● **Your goal**
Give the listing again in full, exactly as written.

--------

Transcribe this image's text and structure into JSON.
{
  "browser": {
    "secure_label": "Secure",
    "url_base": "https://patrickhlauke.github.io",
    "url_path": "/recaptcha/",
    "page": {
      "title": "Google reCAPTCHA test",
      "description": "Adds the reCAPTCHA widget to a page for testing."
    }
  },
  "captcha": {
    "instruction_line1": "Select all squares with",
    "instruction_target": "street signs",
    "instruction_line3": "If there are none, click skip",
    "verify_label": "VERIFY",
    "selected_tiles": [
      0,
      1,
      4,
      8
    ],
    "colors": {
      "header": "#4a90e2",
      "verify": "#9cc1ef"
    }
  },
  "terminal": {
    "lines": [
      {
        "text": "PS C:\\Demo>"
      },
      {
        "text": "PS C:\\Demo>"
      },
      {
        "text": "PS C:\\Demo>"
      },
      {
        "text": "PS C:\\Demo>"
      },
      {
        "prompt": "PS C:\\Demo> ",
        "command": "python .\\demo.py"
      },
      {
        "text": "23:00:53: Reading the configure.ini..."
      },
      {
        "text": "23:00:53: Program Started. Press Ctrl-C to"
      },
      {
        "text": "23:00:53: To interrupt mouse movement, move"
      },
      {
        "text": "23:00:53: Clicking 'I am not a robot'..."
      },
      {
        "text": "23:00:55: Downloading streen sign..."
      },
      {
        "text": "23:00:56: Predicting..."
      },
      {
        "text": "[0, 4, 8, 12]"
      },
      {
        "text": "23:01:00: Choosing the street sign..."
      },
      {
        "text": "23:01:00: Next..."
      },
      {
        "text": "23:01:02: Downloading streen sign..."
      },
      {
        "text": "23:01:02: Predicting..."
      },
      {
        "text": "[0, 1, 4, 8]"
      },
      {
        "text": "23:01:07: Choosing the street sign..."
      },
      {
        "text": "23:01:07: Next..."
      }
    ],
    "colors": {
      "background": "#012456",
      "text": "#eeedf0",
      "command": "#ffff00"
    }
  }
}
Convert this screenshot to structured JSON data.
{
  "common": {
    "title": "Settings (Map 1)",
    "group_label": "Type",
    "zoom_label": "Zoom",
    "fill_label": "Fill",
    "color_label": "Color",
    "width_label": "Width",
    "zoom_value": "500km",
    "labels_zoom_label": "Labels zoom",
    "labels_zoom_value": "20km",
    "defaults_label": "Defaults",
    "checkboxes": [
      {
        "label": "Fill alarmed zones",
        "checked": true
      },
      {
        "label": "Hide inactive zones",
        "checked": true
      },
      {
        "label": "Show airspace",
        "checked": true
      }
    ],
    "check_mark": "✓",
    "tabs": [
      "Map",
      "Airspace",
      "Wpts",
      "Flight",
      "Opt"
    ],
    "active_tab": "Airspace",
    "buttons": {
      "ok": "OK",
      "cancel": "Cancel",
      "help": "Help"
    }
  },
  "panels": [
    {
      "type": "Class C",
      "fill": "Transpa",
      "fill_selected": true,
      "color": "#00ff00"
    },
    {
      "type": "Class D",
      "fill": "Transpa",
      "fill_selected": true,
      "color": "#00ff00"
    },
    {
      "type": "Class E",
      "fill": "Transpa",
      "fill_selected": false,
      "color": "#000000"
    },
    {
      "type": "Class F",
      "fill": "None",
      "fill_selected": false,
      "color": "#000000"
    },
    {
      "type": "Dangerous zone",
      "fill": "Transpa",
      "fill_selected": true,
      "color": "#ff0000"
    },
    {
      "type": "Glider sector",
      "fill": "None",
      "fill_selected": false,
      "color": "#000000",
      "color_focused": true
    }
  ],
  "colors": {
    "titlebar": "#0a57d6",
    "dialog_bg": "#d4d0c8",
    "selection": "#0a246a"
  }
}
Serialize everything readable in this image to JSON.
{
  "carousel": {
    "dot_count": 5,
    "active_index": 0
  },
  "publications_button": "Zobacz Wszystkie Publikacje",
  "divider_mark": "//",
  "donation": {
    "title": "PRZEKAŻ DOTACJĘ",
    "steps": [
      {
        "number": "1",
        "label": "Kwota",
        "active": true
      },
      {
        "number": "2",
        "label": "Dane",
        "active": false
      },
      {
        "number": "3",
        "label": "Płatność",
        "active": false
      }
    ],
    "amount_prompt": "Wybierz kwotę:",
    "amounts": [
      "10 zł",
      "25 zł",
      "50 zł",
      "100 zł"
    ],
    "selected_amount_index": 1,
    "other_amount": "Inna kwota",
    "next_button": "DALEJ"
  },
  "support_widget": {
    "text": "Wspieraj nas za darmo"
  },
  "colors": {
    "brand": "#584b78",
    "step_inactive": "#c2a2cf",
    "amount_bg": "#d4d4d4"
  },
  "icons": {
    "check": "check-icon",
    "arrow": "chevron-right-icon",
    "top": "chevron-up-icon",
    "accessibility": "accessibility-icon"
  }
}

--------

● **Reply**
Transcribe this image's text and structure into JSON.
{
  "browser": {
    "secure_label": "Secure",
    "url_base": "https://patrickhlauke.github.io",
    "url_path": "/recaptcha/",
    "page": {
      "title": "Google reCAPTCHA test",
      "description": "Adds the reCAPTCHA widget to a page for testing."
    }
  },
  "captcha": {
    "instruction_line1": "Select all squares with",
    "instruction_target": "street signs",
    "instruction_line3": "If there are none, click skip",
    "verify_label": "VERIFY",
    "selected_tiles": [
      0,
      1,
      4,
      8
    ],
    "colors": {
      "header": "#4a90e2",
      "verify": "#9cc1ef"
    }
  },
  "terminal": {
    "lines": [
      {
        "text": "PS C:\\Demo>"
      },
      {
        "text": "PS C:\\Demo>"
      },
      {
        "text": "PS C:\\Demo>"
      },
      {
        "text": "PS C:\\Demo>"
      },
      {
        "prompt": "PS C:\\Demo> ",
        "command": "python .\\demo.py"
      },
      {
        "text": "23:00:53: Reading the configure.ini..."
      },
      {
        "text": "23:00:53: Program Started. Press Ctrl-C to"
      },
      {
        "text": "23:00:53: To interrupt mouse movement, move"
      },
      {
        "text": "23:00:53: Clicking 'I am not a robot'..."
      },
      {
        "text": "23:00:55: Downloading streen sign..."
      },
      {
        "text": "23:00:56: Predicting..."
      },
      {
        "text": "[0, 4, 8, 12]"
      },
      {
        "text": "23:01:00: Choosing the street sign..."
      },
      {
        "text": "23:01:00: Next..."
      },
      {
        "text": "23:01:02: Downloading streen sign..."
      },
      {
        "text": "23:01:02: Predicting..."
      },
      {
        "text": "[0, 1, 4, 8]"
      },
      {
        "text": "23:01:07: Choosing the street sign..."
      },
      {
        "text": "23:01:07: Next..."
      }
    ],
    "colors": {
      "background": "#012456",
      "text": "#eeedf0",
      "command": "#ffff00"
    }
  }
}
Convert this screenshot to structured JSON data.
{
  "common": {
    "title": "Settings (Map 1)",
    "group_label": "Type",
    "zoom_label": "Zoom",
    "fill_label": "Fill",
    "color_label": "Color",
    "width_label": "Width",
    "zoom_value": "500km",
    "labels_zoom_label": "Labels zoom",
    "labels_zoom_value": "20km",
    "defaults_label": "Defaults",
    "checkboxes": [
      {
        "label": "Fill alarmed zones",
        "checked": true
      },
      {
        "label": "Hide inactive zones",
        "checked": true
      },
      {
        "label": "Show airspace",
        "checked": true
      }
    ],
    "check_mark": "✓",
    "tabs": [
      "Map",
      "Airspace",
      "Wpts",
      "Flight",
      "Opt"
    ],
    "active_tab": "Airspace",
    "buttons": {
      "ok": "OK",
      "cancel": "Cancel",
      "help": "Help"
    }
  },
  "panels": [
    {
      "type": "Class C",
      "fill": "Transpa",
      "fill_selected": true,
      "color": "#00ff00"
    },
    {
      "type": "Class D",
      "fill": "Transpa",
      "fill_selected": true,
      "color": "#00ff00"
    },
    {
      "type": "Class E",
      "fill": "Transpa",
      "fill_selected": false,
      "color": "#000000"
    },
    {
      "type": "Class F",
      "fill": "None",
      "fill_selected": false,
      "color": "#000000"
    },
    {
      "type": "Dangerous zone",
      "fill": "Transpa",
      "fill_selected": true,
      "color": "#ff0000"
    },
    {
      "type": "Glider sector",
      "fill": "None",
      "fill_selected": false,
      "color": "#000000",
      "color_focused": true
    }
  ],
  "colors": {
    "titlebar": "#0a57d6",
    "dialog_bg": "#d4d0c8",
    "selection": "#0a246a"
  }
}
Serialize everything readable in this image to JSON.
{
  "carousel": {
    "dot_count": 5,
    "active_index": 0
  },
  "publications_button": "Zobacz Wszystkie Publikacje",
  "divider_mark": "//",
  "donation": {
    "title": "PRZEKAŻ DOTACJĘ",
    "steps": [
      {
        "number": "1",
        "label": "Kwota",
        "active": true
      },
      {
        "number": "2",
        "label": "Dane",
        "active": false
      },
      {
        "number": "3",
        "label": "Płatność",
        "active": false
      }
    ],
    "amount_prompt": "Wybierz kwotę:",
    "amounts": [
      "10 zł",
      "25 zł",
      "50 zł",
      "100 zł"
    ],
    "selected_amount_index": 1,
    "other_amount": "Inna kwota",
    "next_button": "DALEJ"
  },
  "support_widget": {
    "text": "Wspieraj nas za darmo"
  },
  "colors": {
    "brand": "#584b78",
    "step_inactive": "#c2a2cf",
    "amount_bg": "#d4d4d4"
  },
  "icons": {
    "check": "check-icon",
    "arrow": "chevron-right-icon",
    "top": "chevron-up-icon",
    "accessibility": "accessibility-icon"
  }
}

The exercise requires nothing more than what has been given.